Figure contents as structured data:
*-*-*
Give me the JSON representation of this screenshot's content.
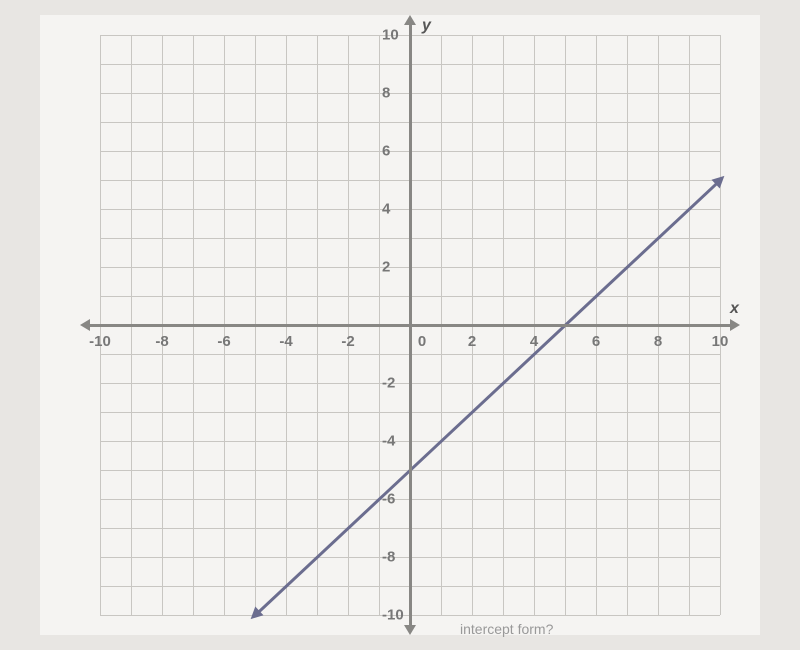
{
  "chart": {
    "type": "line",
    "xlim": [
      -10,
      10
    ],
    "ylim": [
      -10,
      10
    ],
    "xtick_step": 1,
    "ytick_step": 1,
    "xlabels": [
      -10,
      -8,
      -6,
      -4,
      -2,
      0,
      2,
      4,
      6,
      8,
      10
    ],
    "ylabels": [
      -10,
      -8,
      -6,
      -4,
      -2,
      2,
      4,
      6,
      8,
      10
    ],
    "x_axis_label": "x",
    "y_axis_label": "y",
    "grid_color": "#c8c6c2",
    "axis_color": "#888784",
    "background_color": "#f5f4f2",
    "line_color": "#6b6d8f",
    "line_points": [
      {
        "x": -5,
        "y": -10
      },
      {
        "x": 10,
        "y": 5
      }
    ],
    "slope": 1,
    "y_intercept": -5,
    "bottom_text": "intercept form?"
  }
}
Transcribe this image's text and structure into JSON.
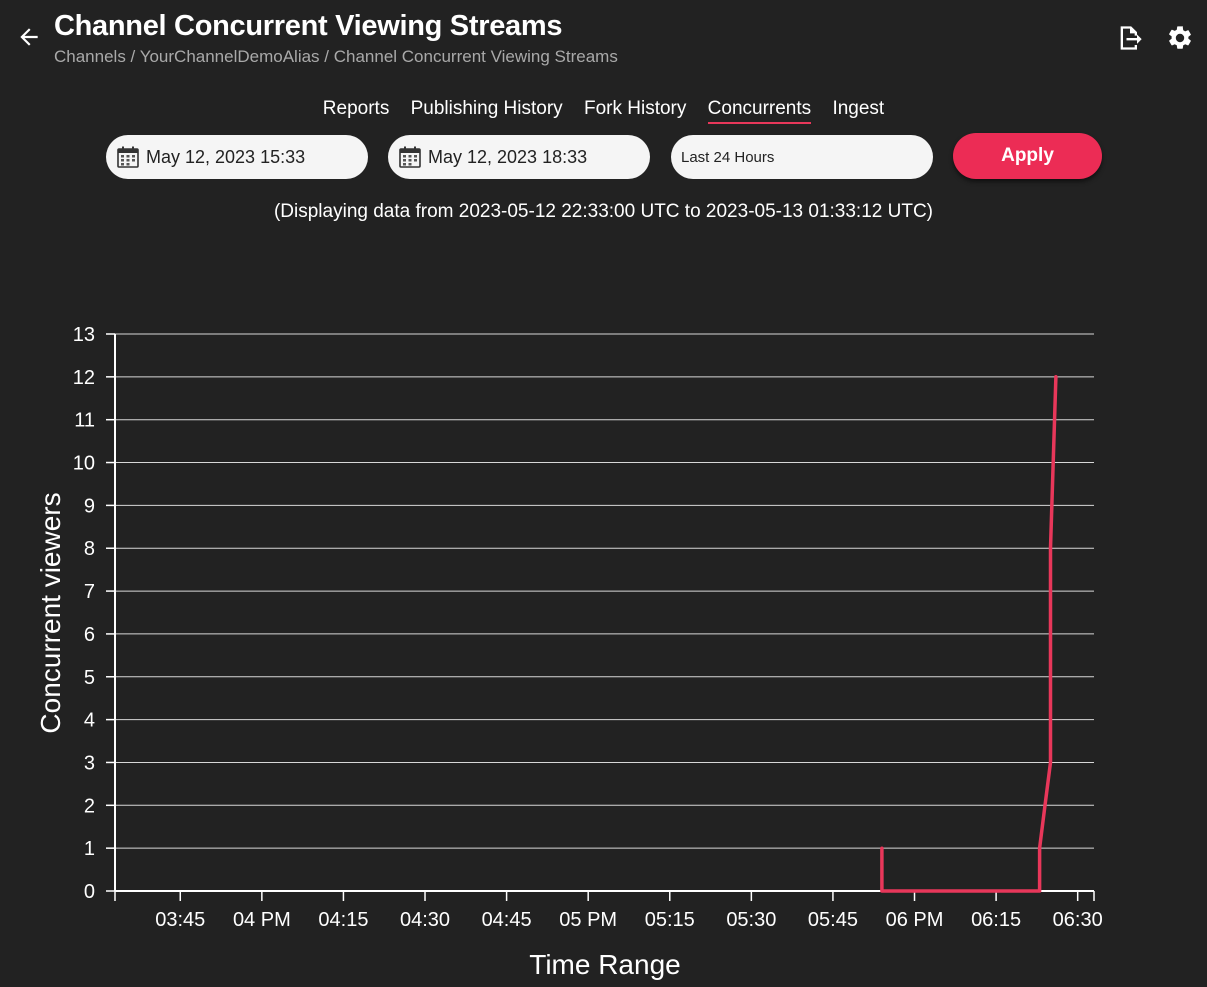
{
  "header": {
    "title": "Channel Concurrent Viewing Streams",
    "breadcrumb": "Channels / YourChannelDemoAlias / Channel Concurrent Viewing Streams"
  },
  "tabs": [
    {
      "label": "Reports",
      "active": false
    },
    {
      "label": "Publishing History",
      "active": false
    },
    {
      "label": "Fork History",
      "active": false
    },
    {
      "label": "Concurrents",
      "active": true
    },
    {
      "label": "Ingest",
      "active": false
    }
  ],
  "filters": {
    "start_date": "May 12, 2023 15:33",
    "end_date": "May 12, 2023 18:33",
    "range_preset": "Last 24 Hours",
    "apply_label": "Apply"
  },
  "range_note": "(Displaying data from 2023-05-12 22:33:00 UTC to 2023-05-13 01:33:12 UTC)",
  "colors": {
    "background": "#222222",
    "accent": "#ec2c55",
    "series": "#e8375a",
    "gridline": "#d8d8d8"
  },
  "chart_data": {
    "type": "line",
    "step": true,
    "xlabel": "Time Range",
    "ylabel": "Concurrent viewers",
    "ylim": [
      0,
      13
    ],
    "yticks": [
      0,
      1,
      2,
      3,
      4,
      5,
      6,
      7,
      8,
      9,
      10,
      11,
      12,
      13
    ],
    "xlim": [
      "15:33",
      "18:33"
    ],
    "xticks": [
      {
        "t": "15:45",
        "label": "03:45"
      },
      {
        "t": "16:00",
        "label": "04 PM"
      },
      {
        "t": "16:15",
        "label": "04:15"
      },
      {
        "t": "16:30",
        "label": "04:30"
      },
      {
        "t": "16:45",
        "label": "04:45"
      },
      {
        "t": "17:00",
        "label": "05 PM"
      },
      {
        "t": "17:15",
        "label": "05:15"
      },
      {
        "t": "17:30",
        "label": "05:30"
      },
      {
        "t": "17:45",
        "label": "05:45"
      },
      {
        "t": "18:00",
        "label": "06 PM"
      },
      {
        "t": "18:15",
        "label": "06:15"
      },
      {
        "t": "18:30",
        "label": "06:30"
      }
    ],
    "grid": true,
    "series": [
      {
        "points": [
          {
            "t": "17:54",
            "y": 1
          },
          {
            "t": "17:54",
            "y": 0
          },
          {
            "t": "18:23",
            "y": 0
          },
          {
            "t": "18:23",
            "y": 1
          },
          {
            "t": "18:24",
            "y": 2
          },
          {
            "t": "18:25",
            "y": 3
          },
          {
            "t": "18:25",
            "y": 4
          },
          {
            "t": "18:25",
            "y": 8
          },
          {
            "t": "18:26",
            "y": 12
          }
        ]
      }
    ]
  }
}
*-*-*
Leave the pictures out and write out every entry exactly as given.

**Result of this task**.
Give me the JSON representation of this screenshot's content.
{
  "chart": {
    "type": "line",
    "xlim": [
      -10,
      10
    ],
    "ylim": [
      -10,
      10
    ],
    "xtick_step": 1,
    "ytick_step": 1,
    "xlabels": [
      -10,
      -8,
      -6,
      -4,
      -2,
      0,
      2,
      4,
      6,
      8,
      10
    ],
    "ylabels": [
      -10,
      -8,
      -6,
      -4,
      -2,
      2,
      4,
      6,
      8,
      10
    ],
    "x_axis_label": "x",
    "y_axis_label": "y",
    "grid_color": "#c8c6c2",
    "axis_color": "#888784",
    "background_color": "#f5f4f2",
    "line_color": "#6b6d8f",
    "line_points": [
      {
        "x": -5,
        "y": -10
      },
      {
        "x": 10,
        "y": 5
      }
    ],
    "slope": 1,
    "y_intercept": -5,
    "bottom_text": "intercept form?"
  }
}
Transcribe this image's text and structure into JSON.
{
  "header": {
    "title": "Channel Concurrent Viewing Streams",
    "breadcrumb": "Channels / YourChannelDemoAlias / Channel Concurrent Viewing Streams"
  },
  "tabs": [
    {
      "label": "Reports",
      "active": false
    },
    {
      "label": "Publishing History",
      "active": false
    },
    {
      "label": "Fork History",
      "active": false
    },
    {
      "label": "Concurrents",
      "active": true
    },
    {
      "label": "Ingest",
      "active": false
    }
  ],
  "filters": {
    "start_date": "May 12, 2023 15:33",
    "end_date": "May 12, 2023 18:33",
    "range_preset": "Last 24 Hours",
    "apply_label": "Apply"
  },
  "range_note": "(Displaying data from 2023-05-12 22:33:00 UTC to 2023-05-13 01:33:12 UTC)",
  "colors": {
    "background": "#222222",
    "accent": "#ec2c55",
    "series": "#e8375a",
    "gridline": "#d8d8d8"
  },
  "chart_data": {
    "type": "line",
    "step": true,
    "xlabel": "Time Range",
    "ylabel": "Concurrent viewers",
    "ylim": [
      0,
      13
    ],
    "yticks": [
      0,
      1,
      2,
      3,
      4,
      5,
      6,
      7,
      8,
      9,
      10,
      11,
      12,
      13
    ],
    "xlim": [
      "15:33",
      "18:33"
    ],
    "xticks": [
      {
        "t": "15:45",
        "label": "03:45"
      },
      {
        "t": "16:00",
        "label": "04 PM"
      },
      {
        "t": "16:15",
        "label": "04:15"
      },
      {
        "t": "16:30",
        "label": "04:30"
      },
      {
        "t": "16:45",
        "label": "04:45"
      },
      {
        "t": "17:00",
        "label": "05 PM"
      },
      {
        "t": "17:15",
        "label": "05:15"
      },
      {
        "t": "17:30",
        "label": "05:30"
      },
      {
        "t": "17:45",
        "label": "05:45"
      },
      {
        "t": "18:00",
        "label": "06 PM"
      },
      {
        "t": "18:15",
        "label": "06:15"
      },
      {
        "t": "18:30",
        "label": "06:30"
      }
    ],
    "grid": true,
    "series": [
      {
        "points": [
          {
            "t": "17:54",
            "y": 1
          },
          {
            "t": "17:54",
            "y": 0
          },
          {
            "t": "18:23",
            "y": 0
          },
          {
            "t": "18:23",
            "y": 1
          },
          {
            "t": "18:24",
            "y": 2
          },
          {
            "t": "18:25",
            "y": 3
          },
          {
            "t": "18:25",
            "y": 4
          },
          {
            "t": "18:25",
            "y": 8
          },
          {
            "t": "18:26",
            "y": 12
          }
        ]
      }
    ]
  }
}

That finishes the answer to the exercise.